** Begin EXTRACTED ENTRIES **

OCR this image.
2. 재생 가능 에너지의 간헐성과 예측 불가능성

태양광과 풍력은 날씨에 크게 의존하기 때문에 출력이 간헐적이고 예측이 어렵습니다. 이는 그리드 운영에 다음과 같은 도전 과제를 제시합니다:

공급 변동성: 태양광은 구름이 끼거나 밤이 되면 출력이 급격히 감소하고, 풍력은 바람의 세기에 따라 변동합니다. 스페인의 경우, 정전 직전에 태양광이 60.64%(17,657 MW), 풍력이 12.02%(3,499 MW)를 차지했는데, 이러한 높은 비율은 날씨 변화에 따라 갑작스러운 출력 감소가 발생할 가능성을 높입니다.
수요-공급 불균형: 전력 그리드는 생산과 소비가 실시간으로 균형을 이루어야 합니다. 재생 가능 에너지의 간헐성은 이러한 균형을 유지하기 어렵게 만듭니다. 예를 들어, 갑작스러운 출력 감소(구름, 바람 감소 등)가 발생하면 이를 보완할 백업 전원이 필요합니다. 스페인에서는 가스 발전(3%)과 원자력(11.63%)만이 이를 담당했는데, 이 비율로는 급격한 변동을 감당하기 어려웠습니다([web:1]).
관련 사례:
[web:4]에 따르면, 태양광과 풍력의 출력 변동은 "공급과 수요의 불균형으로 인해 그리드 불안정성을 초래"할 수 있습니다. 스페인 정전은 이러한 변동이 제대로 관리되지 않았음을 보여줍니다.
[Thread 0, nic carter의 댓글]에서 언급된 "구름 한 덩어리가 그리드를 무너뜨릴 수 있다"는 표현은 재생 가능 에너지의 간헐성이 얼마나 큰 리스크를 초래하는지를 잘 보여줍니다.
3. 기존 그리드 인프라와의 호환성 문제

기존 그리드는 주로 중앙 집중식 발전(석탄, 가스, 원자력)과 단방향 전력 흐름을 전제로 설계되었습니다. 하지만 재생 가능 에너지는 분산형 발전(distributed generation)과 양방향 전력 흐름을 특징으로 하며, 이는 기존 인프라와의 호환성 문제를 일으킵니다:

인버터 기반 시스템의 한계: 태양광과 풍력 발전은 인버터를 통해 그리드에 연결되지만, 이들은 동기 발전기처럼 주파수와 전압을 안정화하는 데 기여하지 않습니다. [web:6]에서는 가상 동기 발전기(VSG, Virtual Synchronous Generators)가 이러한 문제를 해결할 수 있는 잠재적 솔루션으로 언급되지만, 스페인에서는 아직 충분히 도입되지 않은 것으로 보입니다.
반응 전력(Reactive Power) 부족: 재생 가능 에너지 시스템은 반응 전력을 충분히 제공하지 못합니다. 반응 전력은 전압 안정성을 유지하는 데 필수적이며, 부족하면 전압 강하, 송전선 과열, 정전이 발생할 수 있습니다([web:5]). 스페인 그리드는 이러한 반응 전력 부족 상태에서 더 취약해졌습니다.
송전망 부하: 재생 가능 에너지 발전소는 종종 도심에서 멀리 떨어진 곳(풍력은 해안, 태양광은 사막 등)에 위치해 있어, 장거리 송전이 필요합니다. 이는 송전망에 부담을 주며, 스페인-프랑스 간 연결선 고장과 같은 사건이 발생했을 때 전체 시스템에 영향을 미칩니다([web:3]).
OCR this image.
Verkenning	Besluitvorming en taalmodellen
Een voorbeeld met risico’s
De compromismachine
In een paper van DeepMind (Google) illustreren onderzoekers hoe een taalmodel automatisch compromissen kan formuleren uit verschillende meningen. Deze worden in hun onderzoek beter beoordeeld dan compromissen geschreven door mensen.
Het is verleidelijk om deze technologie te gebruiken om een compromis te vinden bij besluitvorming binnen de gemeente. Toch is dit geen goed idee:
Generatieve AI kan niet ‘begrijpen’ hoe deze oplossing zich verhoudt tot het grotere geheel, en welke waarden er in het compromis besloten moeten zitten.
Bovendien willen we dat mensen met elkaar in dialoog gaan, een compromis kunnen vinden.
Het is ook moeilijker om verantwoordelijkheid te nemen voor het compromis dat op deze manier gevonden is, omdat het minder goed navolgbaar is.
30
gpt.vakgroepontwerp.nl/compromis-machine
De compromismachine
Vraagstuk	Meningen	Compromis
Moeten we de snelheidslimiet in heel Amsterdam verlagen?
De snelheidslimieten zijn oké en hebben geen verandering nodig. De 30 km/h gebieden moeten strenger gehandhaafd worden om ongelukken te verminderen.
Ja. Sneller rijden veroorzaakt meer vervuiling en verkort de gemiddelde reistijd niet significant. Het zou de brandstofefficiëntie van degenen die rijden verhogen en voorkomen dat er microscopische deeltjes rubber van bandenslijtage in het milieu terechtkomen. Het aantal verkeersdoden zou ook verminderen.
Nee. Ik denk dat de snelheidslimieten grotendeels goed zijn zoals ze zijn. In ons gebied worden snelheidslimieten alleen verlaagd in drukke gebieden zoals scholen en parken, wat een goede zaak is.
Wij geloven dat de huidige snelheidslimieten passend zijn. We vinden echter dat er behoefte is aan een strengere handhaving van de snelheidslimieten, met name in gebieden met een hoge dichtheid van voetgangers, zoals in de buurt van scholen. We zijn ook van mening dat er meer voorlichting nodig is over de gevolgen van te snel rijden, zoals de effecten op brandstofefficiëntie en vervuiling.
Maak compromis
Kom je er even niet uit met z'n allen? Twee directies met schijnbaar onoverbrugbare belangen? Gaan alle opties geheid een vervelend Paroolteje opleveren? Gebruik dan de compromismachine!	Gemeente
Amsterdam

** End EXTRACTED ENTRIES **

■ **TASK OBJECTIVE**
Extract the complete set of records unchanged.

■ **FINAL RESULT**
OCR this image.
2. 재생 가능 에너지의 간헐성과 예측 불가능성

태양광과 풍력은 날씨에 크게 의존하기 때문에 출력이 간헐적이고 예측이 어렵습니다. 이는 그리드 운영에 다음과 같은 도전 과제를 제시합니다:

공급 변동성: 태양광은 구름이 끼거나 밤이 되면 출력이 급격히 감소하고, 풍력은 바람의 세기에 따라 변동합니다. 스페인의 경우, 정전 직전에 태양광이 60.64%(17,657 MW), 풍력이 12.02%(3,499 MW)를 차지했는데, 이러한 높은 비율은 날씨 변화에 따라 갑작스러운 출력 감소가 발생할 가능성을 높입니다.
수요-공급 불균형: 전력 그리드는 생산과 소비가 실시간으로 균형을 이루어야 합니다. 재생 가능 에너지의 간헐성은 이러한 균형을 유지하기 어렵게 만듭니다. 예를 들어, 갑작스러운 출력 감소(구름, 바람 감소 등)가 발생하면 이를 보완할 백업 전원이 필요합니다. 스페인에서는 가스 발전(3%)과 원자력(11.63%)만이 이를 담당했는데, 이 비율로는 급격한 변동을 감당하기 어려웠습니다([web:1]).
관련 사례:
[web:4]에 따르면, 태양광과 풍력의 출력 변동은 "공급과 수요의 불균형으로 인해 그리드 불안정성을 초래"할 수 있습니다. 스페인 정전은 이러한 변동이 제대로 관리되지 않았음을 보여줍니다.
[Thread 0, nic carter의 댓글]에서 언급된 "구름 한 덩어리가 그리드를 무너뜨릴 수 있다"는 표현은 재생 가능 에너지의 간헐성이 얼마나 큰 리스크를 초래하는지를 잘 보여줍니다.
3. 기존 그리드 인프라와의 호환성 문제

기존 그리드는 주로 중앙 집중식 발전(석탄, 가스, 원자력)과 단방향 전력 흐름을 전제로 설계되었습니다. 하지만 재생 가능 에너지는 분산형 발전(distributed generation)과 양방향 전력 흐름을 특징으로 하며, 이는 기존 인프라와의 호환성 문제를 일으킵니다:

인버터 기반 시스템의 한계: 태양광과 풍력 발전은 인버터를 통해 그리드에 연결되지만, 이들은 동기 발전기처럼 주파수와 전압을 안정화하는 데 기여하지 않습니다. [web:6]에서는 가상 동기 발전기(VSG, Virtual Synchronous Generators)가 이러한 문제를 해결할 수 있는 잠재적 솔루션으로 언급되지만, 스페인에서는 아직 충분히 도입되지 않은 것으로 보입니다.
반응 전력(Reactive Power) 부족: 재생 가능 에너지 시스템은 반응 전력을 충분히 제공하지 못합니다. 반응 전력은 전압 안정성을 유지하는 데 필수적이며, 부족하면 전압 강하, 송전선 과열, 정전이 발생할 수 있습니다([web:5]). 스페인 그리드는 이러한 반응 전력 부족 상태에서 더 취약해졌습니다.
송전망 부하: 재생 가능 에너지 발전소는 종종 도심에서 멀리 떨어진 곳(풍력은 해안, 태양광은 사막 등)에 위치해 있어, 장거리 송전이 필요합니다. 이는 송전망에 부담을 주며, 스페인-프랑스 간 연결선 고장과 같은 사건이 발생했을 때 전체 시스템에 영향을 미칩니다([web:3]).
OCR this image.
Verkenning	Besluitvorming en taalmodellen
Een voorbeeld met risico’s
De compromismachine
In een paper van DeepMind (Google) illustreren onderzoekers hoe een taalmodel automatisch compromissen kan formuleren uit verschillende meningen. Deze worden in hun onderzoek beter beoordeeld dan compromissen geschreven door mensen.
Het is verleidelijk om deze technologie te gebruiken om een compromis te vinden bij besluitvorming binnen de gemeente. Toch is dit geen goed idee:
Generatieve AI kan niet ‘begrijpen’ hoe deze oplossing zich verhoudt tot het grotere geheel, en welke waarden er in het compromis besloten moeten zitten.
Bovendien willen we dat mensen met elkaar in dialoog gaan, een compromis kunnen vinden.
Het is ook moeilijker om verantwoordelijkheid te nemen voor het compromis dat op deze manier gevonden is, omdat het minder goed navolgbaar is.
30
gpt.vakgroepontwerp.nl/compromis-machine
De compromismachine
Vraagstuk	Meningen	Compromis
Moeten we de snelheidslimiet in heel Amsterdam verlagen?
De snelheidslimieten zijn oké en hebben geen verandering nodig. De 30 km/h gebieden moeten strenger gehandhaafd worden om ongelukken te verminderen.
Ja. Sneller rijden veroorzaakt meer vervuiling en verkort de gemiddelde reistijd niet significant. Het zou de brandstofefficiëntie van degenen die rijden verhogen en voorkomen dat er microscopische deeltjes rubber van bandenslijtage in het milieu terechtkomen. Het aantal verkeersdoden zou ook verminderen.
Nee. Ik denk dat de snelheidslimieten grotendeels goed zijn zoals ze zijn. In ons gebied worden snelheidslimieten alleen verlaagd in drukke gebieden zoals scholen en parken, wat een goede zaak is.
Wij geloven dat de huidige snelheidslimieten passend zijn. We vinden echter dat er behoefte is aan een strengere handhaving van de snelheidslimieten, met name in gebieden met een hoge dichtheid van voetgangers, zoals in de buurt van scholen. We zijn ook van mening dat er meer voorlichting nodig is over de gevolgen van te snel rijden, zoals de effecten op brandstofefficiëntie en vervuiling.
Maak compromis
Kom je er even niet uit met z'n allen? Twee directies met schijnbaar onoverbrugbare belangen? Gaan alle opties geheid een vervelend Paroolteje opleveren? Gebruik dan de compromismachine!	Gemeente
Amsterdam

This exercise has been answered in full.